#### Your task
Repeat the material exactly, leaving nothing out.

#### Supplied material
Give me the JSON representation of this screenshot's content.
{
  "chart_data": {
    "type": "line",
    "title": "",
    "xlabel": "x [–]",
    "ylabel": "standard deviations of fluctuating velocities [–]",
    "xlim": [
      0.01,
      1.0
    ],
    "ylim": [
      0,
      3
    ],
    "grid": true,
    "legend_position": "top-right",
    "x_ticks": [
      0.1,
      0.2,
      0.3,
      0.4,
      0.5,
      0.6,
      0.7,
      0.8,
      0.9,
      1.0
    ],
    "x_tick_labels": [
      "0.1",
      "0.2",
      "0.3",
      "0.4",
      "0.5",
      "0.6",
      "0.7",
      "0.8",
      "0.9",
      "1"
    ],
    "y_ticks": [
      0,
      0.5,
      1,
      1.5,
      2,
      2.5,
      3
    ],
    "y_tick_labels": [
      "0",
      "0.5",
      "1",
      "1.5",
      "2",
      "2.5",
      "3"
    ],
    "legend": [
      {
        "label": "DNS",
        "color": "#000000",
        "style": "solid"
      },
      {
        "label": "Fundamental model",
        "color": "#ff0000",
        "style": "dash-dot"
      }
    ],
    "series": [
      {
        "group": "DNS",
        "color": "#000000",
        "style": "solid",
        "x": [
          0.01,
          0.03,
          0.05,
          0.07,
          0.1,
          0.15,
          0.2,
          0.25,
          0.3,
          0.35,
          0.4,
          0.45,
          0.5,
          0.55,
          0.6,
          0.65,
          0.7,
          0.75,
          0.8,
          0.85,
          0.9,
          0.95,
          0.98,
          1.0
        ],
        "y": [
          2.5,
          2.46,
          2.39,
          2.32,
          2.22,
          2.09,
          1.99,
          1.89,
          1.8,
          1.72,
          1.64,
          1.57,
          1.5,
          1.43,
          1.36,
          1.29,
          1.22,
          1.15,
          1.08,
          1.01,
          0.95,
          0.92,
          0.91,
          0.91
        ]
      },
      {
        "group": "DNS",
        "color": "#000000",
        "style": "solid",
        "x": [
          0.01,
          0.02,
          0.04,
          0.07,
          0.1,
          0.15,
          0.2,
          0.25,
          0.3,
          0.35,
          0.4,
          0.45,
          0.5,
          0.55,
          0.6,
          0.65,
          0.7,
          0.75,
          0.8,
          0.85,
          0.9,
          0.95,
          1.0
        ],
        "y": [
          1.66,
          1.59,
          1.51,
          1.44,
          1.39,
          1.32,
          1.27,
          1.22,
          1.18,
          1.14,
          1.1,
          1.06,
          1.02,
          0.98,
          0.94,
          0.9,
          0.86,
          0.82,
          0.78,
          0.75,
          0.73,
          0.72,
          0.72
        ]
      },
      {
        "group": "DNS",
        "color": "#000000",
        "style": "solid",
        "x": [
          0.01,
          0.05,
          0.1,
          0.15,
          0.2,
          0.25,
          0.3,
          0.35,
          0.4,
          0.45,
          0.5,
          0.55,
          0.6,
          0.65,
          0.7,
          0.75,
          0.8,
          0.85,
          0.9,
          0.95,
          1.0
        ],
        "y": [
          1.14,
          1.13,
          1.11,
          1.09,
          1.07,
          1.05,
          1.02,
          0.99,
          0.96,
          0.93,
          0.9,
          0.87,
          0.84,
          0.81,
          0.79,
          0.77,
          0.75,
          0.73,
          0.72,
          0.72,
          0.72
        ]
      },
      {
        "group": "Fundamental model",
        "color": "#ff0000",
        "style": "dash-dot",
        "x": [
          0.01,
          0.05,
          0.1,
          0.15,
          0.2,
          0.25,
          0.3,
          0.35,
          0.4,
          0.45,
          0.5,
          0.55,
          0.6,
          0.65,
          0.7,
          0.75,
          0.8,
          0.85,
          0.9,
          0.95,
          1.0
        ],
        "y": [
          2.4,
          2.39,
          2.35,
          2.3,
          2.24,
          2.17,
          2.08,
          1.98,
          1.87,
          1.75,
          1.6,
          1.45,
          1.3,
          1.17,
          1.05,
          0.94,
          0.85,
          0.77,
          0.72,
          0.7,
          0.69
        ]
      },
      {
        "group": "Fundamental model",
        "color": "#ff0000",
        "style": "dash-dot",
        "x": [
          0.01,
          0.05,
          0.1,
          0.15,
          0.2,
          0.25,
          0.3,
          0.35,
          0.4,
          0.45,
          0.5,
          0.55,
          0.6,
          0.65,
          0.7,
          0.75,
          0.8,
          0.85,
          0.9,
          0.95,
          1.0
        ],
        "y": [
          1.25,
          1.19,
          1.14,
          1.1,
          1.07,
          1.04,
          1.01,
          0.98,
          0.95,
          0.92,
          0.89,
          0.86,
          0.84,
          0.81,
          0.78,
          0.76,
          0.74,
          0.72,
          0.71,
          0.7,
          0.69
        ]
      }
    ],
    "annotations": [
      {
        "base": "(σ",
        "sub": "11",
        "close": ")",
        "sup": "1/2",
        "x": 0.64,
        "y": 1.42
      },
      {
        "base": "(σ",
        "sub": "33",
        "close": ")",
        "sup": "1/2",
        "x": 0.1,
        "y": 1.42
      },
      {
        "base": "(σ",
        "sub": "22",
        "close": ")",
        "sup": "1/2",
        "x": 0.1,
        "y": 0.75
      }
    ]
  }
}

#### Output for this task
Give me the JSON representation of this screenshot's content.
{
  "chart_data": {
    "type": "line",
    "title": "",
    "xlabel": "x [–]",
    "ylabel": "standard deviations of fluctuating velocities [–]",
    "xlim": [
      0.01,
      1.0
    ],
    "ylim": [
      0,
      3
    ],
    "grid": true,
    "legend_position": "top-right",
    "x_ticks": [
      0.1,
      0.2,
      0.3,
      0.4,
      0.5,
      0.6,
      0.7,
      0.8,
      0.9,
      1.0
    ],
    "x_tick_labels": [
      "0.1",
      "0.2",
      "0.3",
      "0.4",
      "0.5",
      "0.6",
      "0.7",
      "0.8",
      "0.9",
      "1"
    ],
    "y_ticks": [
      0,
      0.5,
      1,
      1.5,
      2,
      2.5,
      3
    ],
    "y_tick_labels": [
      "0",
      "0.5",
      "1",
      "1.5",
      "2",
      "2.5",
      "3"
    ],
    "legend": [
      {
        "label": "DNS",
        "color": "#000000",
        "style": "solid"
      },
      {
        "label": "Fundamental model",
        "color": "#ff0000",
        "style": "dash-dot"
      }
    ],
    "series": [
      {
        "group": "DNS",
        "color": "#000000",
        "style": "solid",
        "x": [
          0.01,
          0.03,
          0.05,
          0.07,
          0.1,
          0.15,
          0.2,
          0.25,
          0.3,
          0.35,
          0.4,
          0.45,
          0.5,
          0.55,
          0.6,
          0.65,
          0.7,
          0.75,
          0.8,
          0.85,
          0.9,
          0.95,
          0.98,
          1.0
        ],
        "y": [
          2.5,
          2.46,
          2.39,
          2.32,
          2.22,
          2.09,
          1.99,
          1.89,
          1.8,
          1.72,
          1.64,
          1.57,
          1.5,
          1.43,
          1.36,
          1.29,
          1.22,
          1.15,
          1.08,
          1.01,
          0.95,
          0.92,
          0.91,
          0.91
        ]
      },
      {
        "group": "DNS",
        "color": "#000000",
        "style": "solid",
        "x": [
          0.01,
          0.02,
          0.04,
          0.07,
          0.1,
          0.15,
          0.2,
          0.25,
          0.3,
          0.35,
          0.4,
          0.45,
          0.5,
          0.55,
          0.6,
          0.65,
          0.7,
          0.75,
          0.8,
          0.85,
          0.9,
          0.95,
          1.0
        ],
        "y": [
          1.66,
          1.59,
          1.51,
          1.44,
          1.39,
          1.32,
          1.27,
          1.22,
          1.18,
          1.14,
          1.1,
          1.06,
          1.02,
          0.98,
          0.94,
          0.9,
          0.86,
          0.82,
          0.78,
          0.75,
          0.73,
          0.72,
          0.72
        ]
      },
      {
        "group": "DNS",
        "color": "#000000",
        "style": "solid",
        "x": [
          0.01,
          0.05,
          0.1,
          0.15,
          0.2,
          0.25,
          0.3,
          0.35,
          0.4,
          0.45,
          0.5,
          0.55,
          0.6,
          0.65,
          0.7,
          0.75,
          0.8,
          0.85,
          0.9,
          0.95,
          1.0
        ],
        "y": [
          1.14,
          1.13,
          1.11,
          1.09,
          1.07,
          1.05,
          1.02,
          0.99,
          0.96,
          0.93,
          0.9,
          0.87,
          0.84,
          0.81,
          0.79,
          0.77,
          0.75,
          0.73,
          0.72,
          0.72,
          0.72
        ]
      },
      {
        "group": "Fundamental model",
        "color": "#ff0000",
        "style": "dash-dot",
        "x": [
          0.01,
          0.05,
          0.1,
          0.15,
          0.2,
          0.25,
          0.3,
          0.35,
          0.4,
          0.45,
          0.5,
          0.55,
          0.6,
          0.65,
          0.7,
          0.75,
          0.8,
          0.85,
          0.9,
          0.95,
          1.0
        ],
        "y": [
          2.4,
          2.39,
          2.35,
          2.3,
          2.24,
          2.17,
          2.08,
          1.98,
          1.87,
          1.75,
          1.6,
          1.45,
          1.3,
          1.17,
          1.05,
          0.94,
          0.85,
          0.77,
          0.72,
          0.7,
          0.69
        ]
      },
      {
        "group": "Fundamental model",
        "color": "#ff0000",
        "style": "dash-dot",
        "x": [
          0.01,
          0.05,
          0.1,
          0.15,
          0.2,
          0.25,
          0.3,
          0.35,
          0.4,
          0.45,
          0.5,
          0.55,
          0.6,
          0.65,
          0.7,
          0.75,
          0.8,
          0.85,
          0.9,
          0.95,
          1.0
        ],
        "y": [
          1.25,
          1.19,
          1.14,
          1.1,
          1.07,
          1.04,
          1.01,
          0.98,
          0.95,
          0.92,
          0.89,
          0.86,
          0.84,
          0.81,
          0.78,
          0.76,
          0.74,
          0.72,
          0.71,
          0.7,
          0.69
        ]
      }
    ],
    "annotations": [
      {
        "base": "(σ",
        "sub": "11",
        "close": ")",
        "sup": "1/2",
        "x": 0.64,
        "y": 1.42
      },
      {
        "base": "(σ",
        "sub": "33",
        "close": ")",
        "sup": "1/2",
        "x": 0.1,
        "y": 1.42
      },
      {
        "base": "(σ",
        "sub": "22",
        "close": ")",
        "sup": "1/2",
        "x": 0.1,
        "y": 0.75
      }
    ]
  }
}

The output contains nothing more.